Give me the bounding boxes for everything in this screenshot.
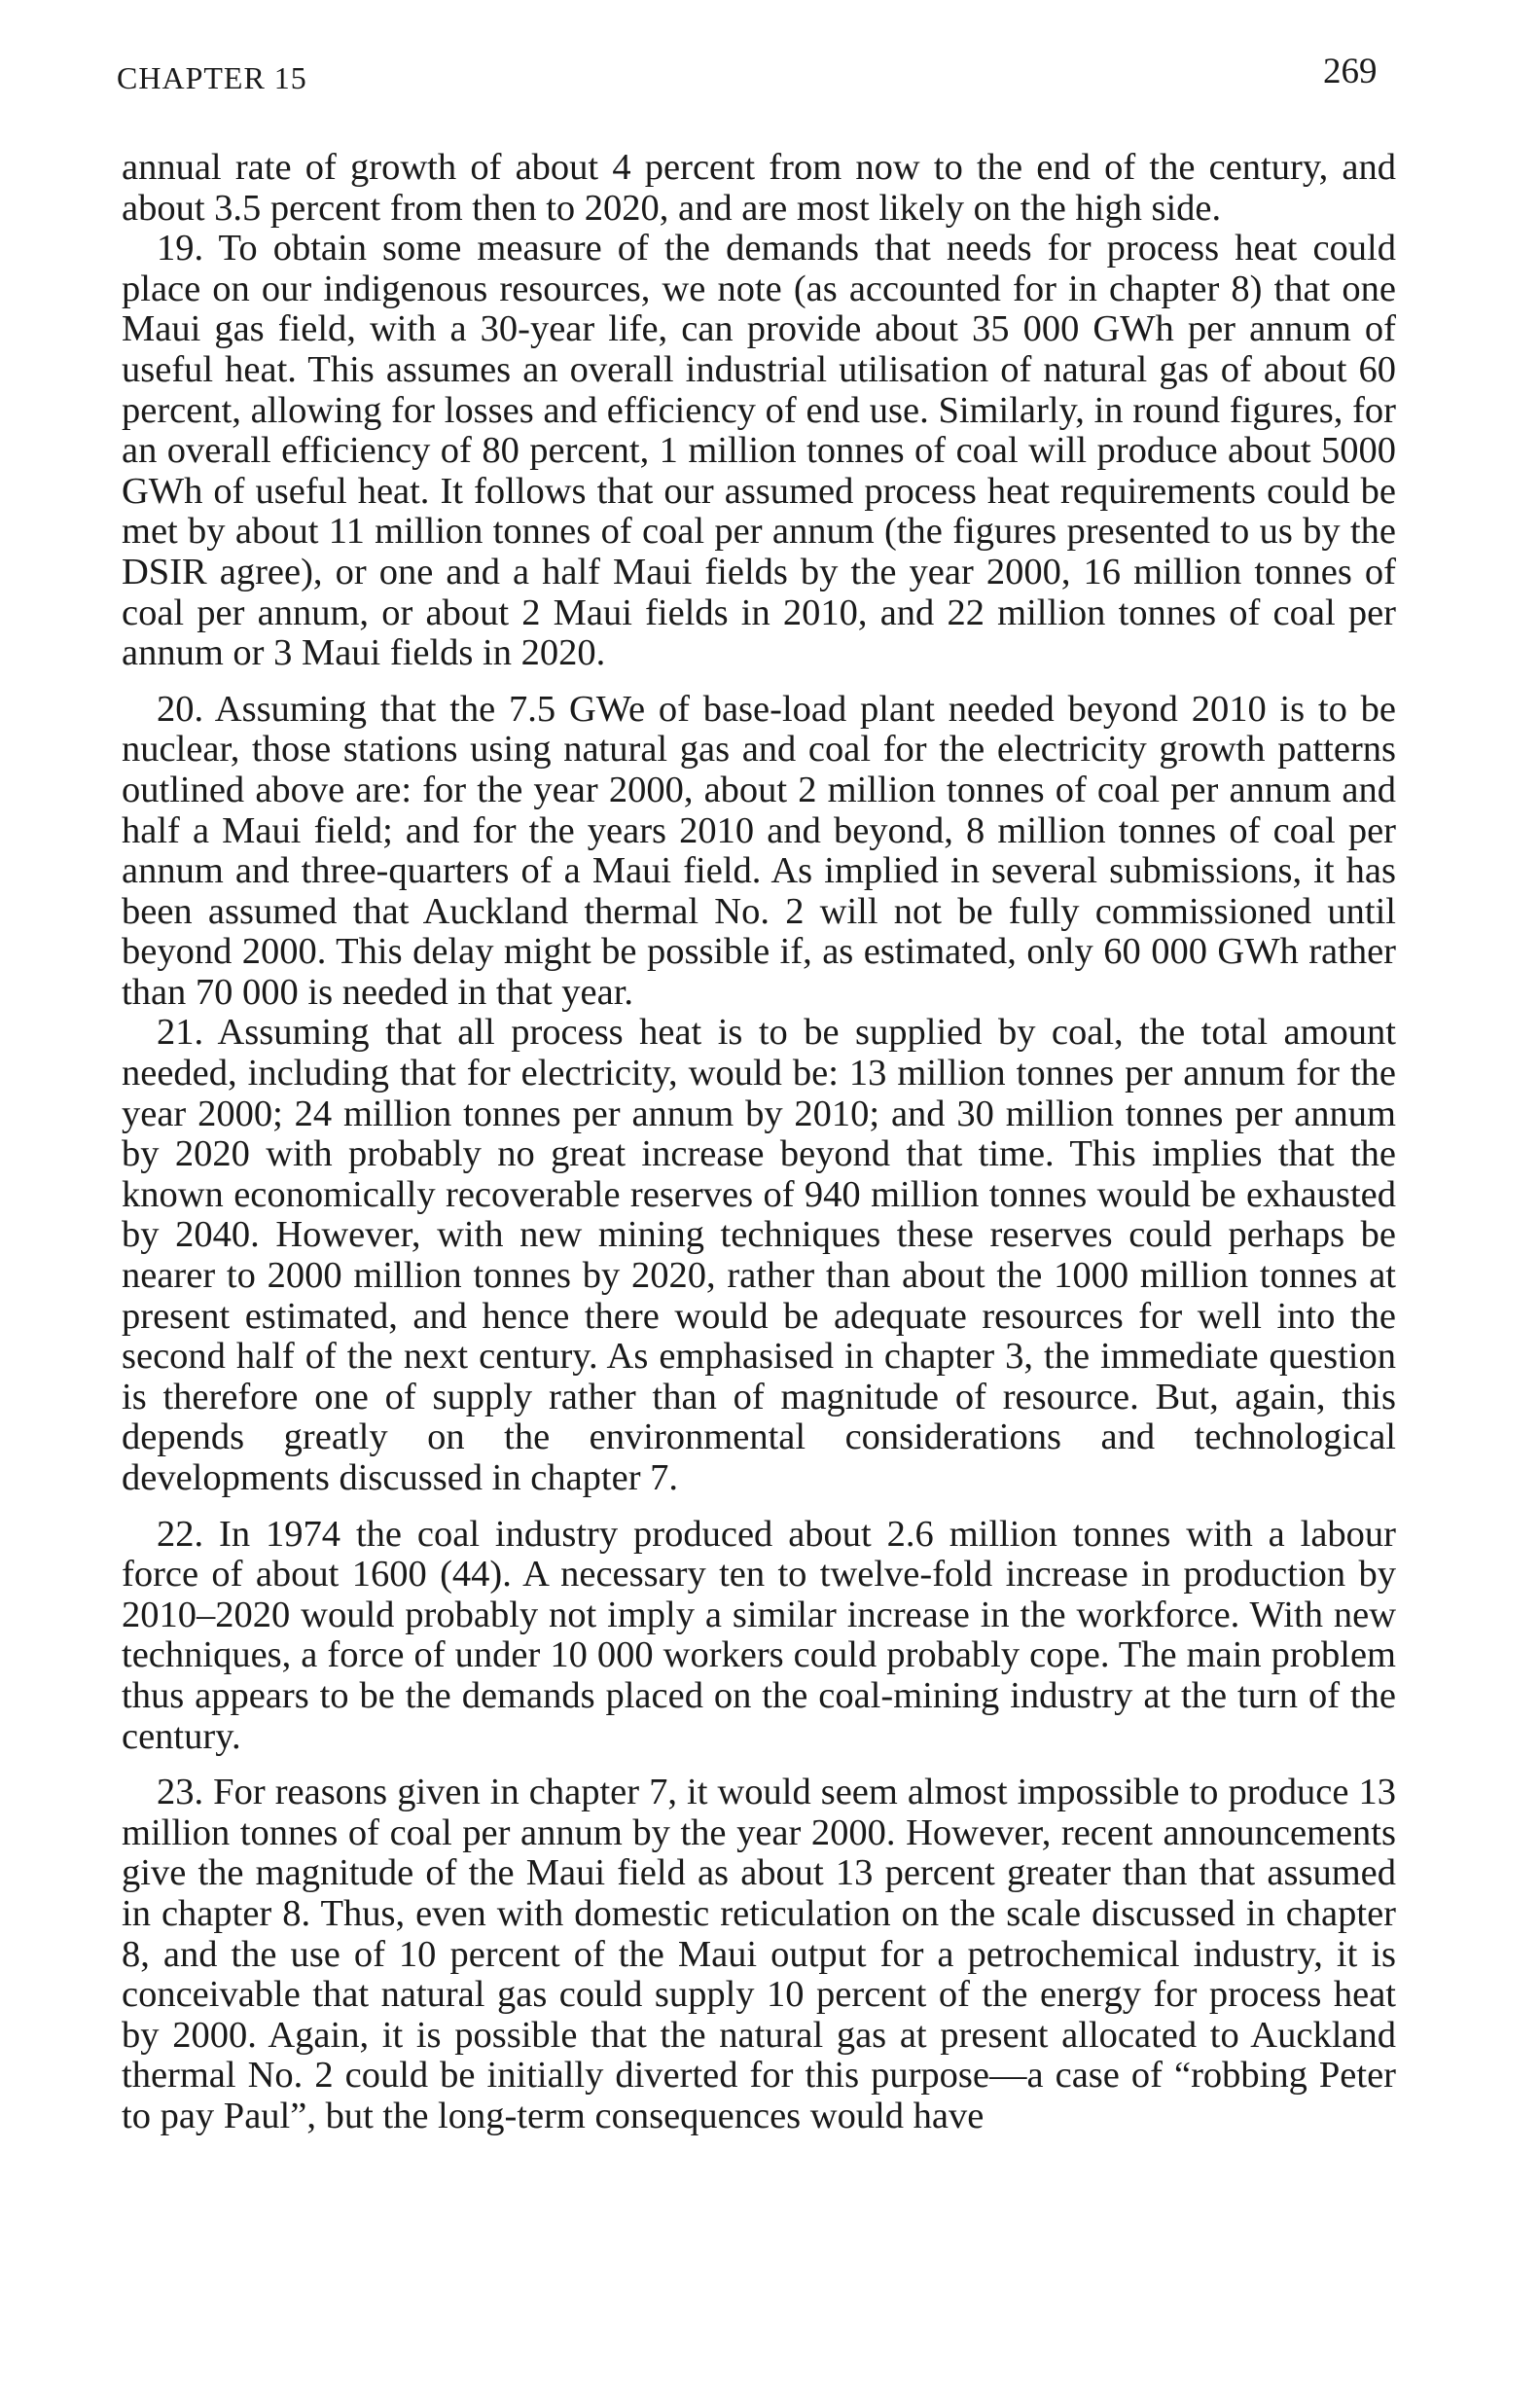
page-number: 269 bbox=[1323, 52, 1378, 91]
running-head: CHAPTER 15 bbox=[117, 60, 307, 95]
paragraph-21: 21. Assuming that all process heat is to be supplied by coal, the total amount needed, including that for electricity, would be: 13 million tonnes per annum for the year 2000; 24 million tonnes per annum by 2010; and 30 million tonnes per annum by 2020 with probably no great increase beyond that time. This implies that the known economically recoverable reserves of 940 million tonnes would be exhausted by 2040. However, with new mining techniques these reserves could perhaps be nearer to 2000 million tonnes by 2020, rather than about the 1000 million tonnes at present estimated, and hence there would be adequate resources for well into the second half of the next century. As emphasised in chapter 3, the immediate question is therefore one of supply rather than of magnitude of resource. But, again, this depends greatly on the environmental considerations and technological developments discussed in chapter 7. bbox=[122, 1012, 1396, 1498]
paragraph-19: 19. To obtain some measure of the demands that needs for process heat could place on our indigenous resources, we note (as accounted for in chapter 8) that one Maui gas field, with a 30-year life, can provide about 35 000 GWh per annum of useful heat. This assumes an overall industrial utilisation of natural gas of about 60 percent, allowing for losses and efficiency of end use. Similarly, in round figures, for an overall efficiency of 80 percent, 1 million tonnes of coal will produce about 5000 GWh of useful heat. It follows that our assumed process heat requirements could be met by about 11 million tonnes of coal per annum (the figures presented to us by the DSIR agree), or one and a half Maui fields by the year 2000, 16 million tonnes of coal per annum, or about 2 Maui fields in 2010, and 22 million tonnes of coal per annum or 3 Maui fields in 2020. bbox=[122, 228, 1396, 674]
paragraph-22: 22. In 1974 the coal industry produced about 2.6 million tonnes with a labour force of about 1600 (44). A necessary ten to twelve-fold increase in production by 2010–2020 would probably not imply a similar increase in the workforce. With new techniques, a force of under 10 000 workers could probably cope. The main problem thus appears to be the demands placed on the coal-mining industry at the turn of the century. bbox=[122, 1513, 1396, 1757]
paragraph-23: 23. For reasons given in chapter 7, it would seem almost impossible to produce 13 million tonnes of coal per annum by the year 2000. However, recent announcements give the magnitude of the Maui field as about 13 percent greater than that assumed in chapter 8. Thus, even with domestic reticulation on the scale discussed in chapter 8, and the use of 10 percent of the Maui output for a petrochemical industry, it is conceivable that natural gas could supply 10 percent of the energy for process heat by 2000. Again, it is possible that the natural gas at present allocated to Auckland thermal No. 2 could be initially diverted for this purpose—a case of “robbing Peter to pay Paul”, but the long-term consequences would have bbox=[122, 1772, 1396, 2136]
paragraph-continued: annual rate of growth of about 4 percent from now to the end of the century, and about 3.5 percent from then to 2020, and are most likely on the high side. bbox=[122, 147, 1396, 229]
paragraph-20: 20. Assuming that the 7.5 GWe of base-load plant needed beyond 2010 is to be nuclear, those stations using natural gas and coal for the electricity growth patterns outlined above are: for the year 2000, about 2 million tonnes of coal per annum and half a Maui field; and for the years 2010 and beyond, 8 million tonnes of coal per annum and three-quarters of a Maui field. As implied in several submissions, it has been assumed that Auckland thermal No. 2 will not be fully commissioned until beyond 2000. This delay might be possible if, as estimated, only 60 000 GWh rather than 70 000 is needed in that year. bbox=[122, 688, 1396, 1013]
body-text bbox=[122, 148, 1396, 2137]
┄┄┄┄┄┄┄┄┄┄┄┄┄┄┄┄┄┄┄┄
Work to complete: Duplicate the stretch of records from the line containing "page-number: 269 bbox=[1323, 52, 1378, 91]" through the line containing "running-head: CHAPTER 15", both included.

Full answer:
page-number: 269 bbox=[1323, 52, 1378, 91]
running-head: CHAPTER 15 bbox=[117, 60, 307, 95]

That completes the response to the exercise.